* _Request_: Write down every entry below once more, exactly.

>> begin

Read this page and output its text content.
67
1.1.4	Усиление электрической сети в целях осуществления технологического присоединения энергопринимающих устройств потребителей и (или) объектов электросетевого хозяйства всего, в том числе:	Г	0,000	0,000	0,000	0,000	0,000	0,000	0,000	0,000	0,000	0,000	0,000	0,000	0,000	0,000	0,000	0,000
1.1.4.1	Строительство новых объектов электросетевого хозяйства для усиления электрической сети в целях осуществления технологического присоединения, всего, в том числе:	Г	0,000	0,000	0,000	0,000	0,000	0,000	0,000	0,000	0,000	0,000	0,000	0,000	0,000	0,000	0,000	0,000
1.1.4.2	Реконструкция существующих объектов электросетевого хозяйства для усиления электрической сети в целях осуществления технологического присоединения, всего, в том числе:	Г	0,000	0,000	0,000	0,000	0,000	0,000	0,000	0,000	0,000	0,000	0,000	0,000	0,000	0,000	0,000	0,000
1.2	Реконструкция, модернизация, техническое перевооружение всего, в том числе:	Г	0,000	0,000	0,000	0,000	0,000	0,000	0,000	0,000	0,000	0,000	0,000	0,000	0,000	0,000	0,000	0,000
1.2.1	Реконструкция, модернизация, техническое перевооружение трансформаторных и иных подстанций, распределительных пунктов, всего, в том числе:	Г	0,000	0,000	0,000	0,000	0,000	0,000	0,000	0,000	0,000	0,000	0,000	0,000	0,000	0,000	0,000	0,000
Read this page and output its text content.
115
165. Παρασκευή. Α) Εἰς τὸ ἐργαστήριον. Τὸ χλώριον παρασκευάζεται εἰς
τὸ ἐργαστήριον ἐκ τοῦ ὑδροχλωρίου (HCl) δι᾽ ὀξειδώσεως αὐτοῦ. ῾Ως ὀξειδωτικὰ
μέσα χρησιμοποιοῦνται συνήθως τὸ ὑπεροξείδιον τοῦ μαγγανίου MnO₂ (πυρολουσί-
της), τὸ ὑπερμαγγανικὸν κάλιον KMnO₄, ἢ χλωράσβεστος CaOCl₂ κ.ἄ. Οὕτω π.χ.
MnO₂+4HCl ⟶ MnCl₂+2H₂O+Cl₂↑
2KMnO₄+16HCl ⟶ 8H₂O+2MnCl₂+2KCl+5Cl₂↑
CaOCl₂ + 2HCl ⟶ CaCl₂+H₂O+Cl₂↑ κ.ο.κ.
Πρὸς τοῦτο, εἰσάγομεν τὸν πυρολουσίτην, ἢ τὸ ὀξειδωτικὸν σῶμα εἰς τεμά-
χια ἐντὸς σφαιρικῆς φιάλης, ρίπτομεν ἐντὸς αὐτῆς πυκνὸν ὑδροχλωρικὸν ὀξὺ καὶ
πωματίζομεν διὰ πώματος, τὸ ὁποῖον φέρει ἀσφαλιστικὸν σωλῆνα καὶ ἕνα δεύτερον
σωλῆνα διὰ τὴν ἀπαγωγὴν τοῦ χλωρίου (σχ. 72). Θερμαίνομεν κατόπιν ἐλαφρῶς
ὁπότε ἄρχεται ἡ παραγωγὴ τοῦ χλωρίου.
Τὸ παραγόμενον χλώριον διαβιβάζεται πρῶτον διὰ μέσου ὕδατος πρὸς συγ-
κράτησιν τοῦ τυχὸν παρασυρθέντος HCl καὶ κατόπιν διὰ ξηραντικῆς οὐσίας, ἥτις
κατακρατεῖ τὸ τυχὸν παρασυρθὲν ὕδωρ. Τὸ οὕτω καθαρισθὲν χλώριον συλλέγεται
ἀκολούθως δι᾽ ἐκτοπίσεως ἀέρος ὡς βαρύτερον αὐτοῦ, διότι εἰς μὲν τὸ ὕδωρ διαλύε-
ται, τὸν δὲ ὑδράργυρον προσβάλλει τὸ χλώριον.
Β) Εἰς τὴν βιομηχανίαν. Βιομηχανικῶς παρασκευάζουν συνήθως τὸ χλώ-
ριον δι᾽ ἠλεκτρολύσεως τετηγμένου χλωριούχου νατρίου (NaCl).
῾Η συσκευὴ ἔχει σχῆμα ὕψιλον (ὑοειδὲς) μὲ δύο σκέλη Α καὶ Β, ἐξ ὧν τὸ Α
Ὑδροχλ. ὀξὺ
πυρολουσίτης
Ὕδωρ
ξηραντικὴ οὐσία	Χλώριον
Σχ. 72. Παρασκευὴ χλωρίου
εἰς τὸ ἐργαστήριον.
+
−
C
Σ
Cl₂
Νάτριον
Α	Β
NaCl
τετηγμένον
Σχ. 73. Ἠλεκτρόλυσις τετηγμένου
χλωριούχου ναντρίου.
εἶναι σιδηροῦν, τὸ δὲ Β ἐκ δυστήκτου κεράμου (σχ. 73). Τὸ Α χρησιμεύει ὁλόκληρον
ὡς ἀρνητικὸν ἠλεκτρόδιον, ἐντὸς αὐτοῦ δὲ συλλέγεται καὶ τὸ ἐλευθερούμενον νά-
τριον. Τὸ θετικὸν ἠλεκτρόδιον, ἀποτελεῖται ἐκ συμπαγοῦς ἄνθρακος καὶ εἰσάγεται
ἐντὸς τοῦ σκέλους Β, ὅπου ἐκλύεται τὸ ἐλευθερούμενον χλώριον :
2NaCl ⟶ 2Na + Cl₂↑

>> end

* _Exercise response_:
Read this page and output its text content.
67
1.1.4	Усиление электрической сети в целях осуществления технологического присоединения энергопринимающих устройств потребителей и (или) объектов электросетевого хозяйства всего, в том числе:	Г	0,000	0,000	0,000	0,000	0,000	0,000	0,000	0,000	0,000	0,000	0,000	0,000	0,000	0,000	0,000	0,000
1.1.4.1	Строительство новых объектов электросетевого хозяйства для усиления электрической сети в целях осуществления технологического присоединения, всего, в том числе:	Г	0,000	0,000	0,000	0,000	0,000	0,000	0,000	0,000	0,000	0,000	0,000	0,000	0,000	0,000	0,000	0,000
1.1.4.2	Реконструкция существующих объектов электросетевого хозяйства для усиления электрической сети в целях осуществления технологического присоединения, всего, в том числе:	Г	0,000	0,000	0,000	0,000	0,000	0,000	0,000	0,000	0,000	0,000	0,000	0,000	0,000	0,000	0,000	0,000
1.2	Реконструкция, модернизация, техническое перевооружение всего, в том числе:	Г	0,000	0,000	0,000	0,000	0,000	0,000	0,000	0,000	0,000	0,000	0,000	0,000	0,000	0,000	0,000	0,000
1.2.1	Реконструкция, модернизация, техническое перевооружение трансформаторных и иных подстанций, распределительных пунктов, всего, в том числе:	Г	0,000	0,000	0,000	0,000	0,000	0,000	0,000	0,000	0,000	0,000	0,000	0,000	0,000	0,000	0,000	0,000
Read this page and output its text content.
115
165. Παρασκευή. Α) Εἰς τὸ ἐργαστήριον. Τὸ χλώριον παρασκευάζεται εἰς
τὸ ἐργαστήριον ἐκ τοῦ ὑδροχλωρίου (HCl) δι᾽ ὀξειδώσεως αὐτοῦ. ῾Ως ὀξειδωτικὰ
μέσα χρησιμοποιοῦνται συνήθως τὸ ὑπεροξείδιον τοῦ μαγγανίου MnO₂ (πυρολουσί-
της), τὸ ὑπερμαγγανικὸν κάλιον KMnO₄, ἢ χλωράσβεστος CaOCl₂ κ.ἄ. Οὕτω π.χ.
MnO₂+4HCl ⟶ MnCl₂+2H₂O+Cl₂↑
2KMnO₄+16HCl ⟶ 8H₂O+2MnCl₂+2KCl+5Cl₂↑
CaOCl₂ + 2HCl ⟶ CaCl₂+H₂O+Cl₂↑ κ.ο.κ.
Πρὸς τοῦτο, εἰσάγομεν τὸν πυρολουσίτην, ἢ τὸ ὀξειδωτικὸν σῶμα εἰς τεμά-
χια ἐντὸς σφαιρικῆς φιάλης, ρίπτομεν ἐντὸς αὐτῆς πυκνὸν ὑδροχλωρικὸν ὀξὺ καὶ
πωματίζομεν διὰ πώματος, τὸ ὁποῖον φέρει ἀσφαλιστικὸν σωλῆνα καὶ ἕνα δεύτερον
σωλῆνα διὰ τὴν ἀπαγωγὴν τοῦ χλωρίου (σχ. 72). Θερμαίνομεν κατόπιν ἐλαφρῶς
ὁπότε ἄρχεται ἡ παραγωγὴ τοῦ χλωρίου.
Τὸ παραγόμενον χλώριον διαβιβάζεται πρῶτον διὰ μέσου ὕδατος πρὸς συγ-
κράτησιν τοῦ τυχὸν παρασυρθέντος HCl καὶ κατόπιν διὰ ξηραντικῆς οὐσίας, ἥτις
κατακρατεῖ τὸ τυχὸν παρασυρθὲν ὕδωρ. Τὸ οὕτω καθαρισθὲν χλώριον συλλέγεται
ἀκολούθως δι᾽ ἐκτοπίσεως ἀέρος ὡς βαρύτερον αὐτοῦ, διότι εἰς μὲν τὸ ὕδωρ διαλύε-
ται, τὸν δὲ ὑδράργυρον προσβάλλει τὸ χλώριον.
Β) Εἰς τὴν βιομηχανίαν. Βιομηχανικῶς παρασκευάζουν συνήθως τὸ χλώ-
ριον δι᾽ ἠλεκτρολύσεως τετηγμένου χλωριούχου νατρίου (NaCl).
῾Η συσκευὴ ἔχει σχῆμα ὕψιλον (ὑοειδὲς) μὲ δύο σκέλη Α καὶ Β, ἐξ ὧν τὸ Α
Ὑδροχλ. ὀξὺ
πυρολουσίτης
Ὕδωρ
ξηραντικὴ οὐσία	Χλώριον
Σχ. 72. Παρασκευὴ χλωρίου
εἰς τὸ ἐργαστήριον.
+
−
C
Σ
Cl₂
Νάτριον
Α	Β
NaCl
τετηγμένον
Σχ. 73. Ἠλεκτρόλυσις τετηγμένου
χλωριούχου ναντρίου.
εἶναι σιδηροῦν, τὸ δὲ Β ἐκ δυστήκτου κεράμου (σχ. 73). Τὸ Α χρησιμεύει ὁλόκληρον
ὡς ἀρνητικὸν ἠλεκτρόδιον, ἐντὸς αὐτοῦ δὲ συλλέγεται καὶ τὸ ἐλευθερούμενον νά-
τριον. Τὸ θετικὸν ἠλεκτρόδιον, ἀποτελεῖται ἐκ συμπαγοῦς ἄνθρακος καὶ εἰσάγεται
ἐντὸς τοῦ σκέλους Β, ὅπου ἐκλύεται τὸ ἐλευθερούμενον χλώριον :
2NaCl ⟶ 2Na + Cl₂↑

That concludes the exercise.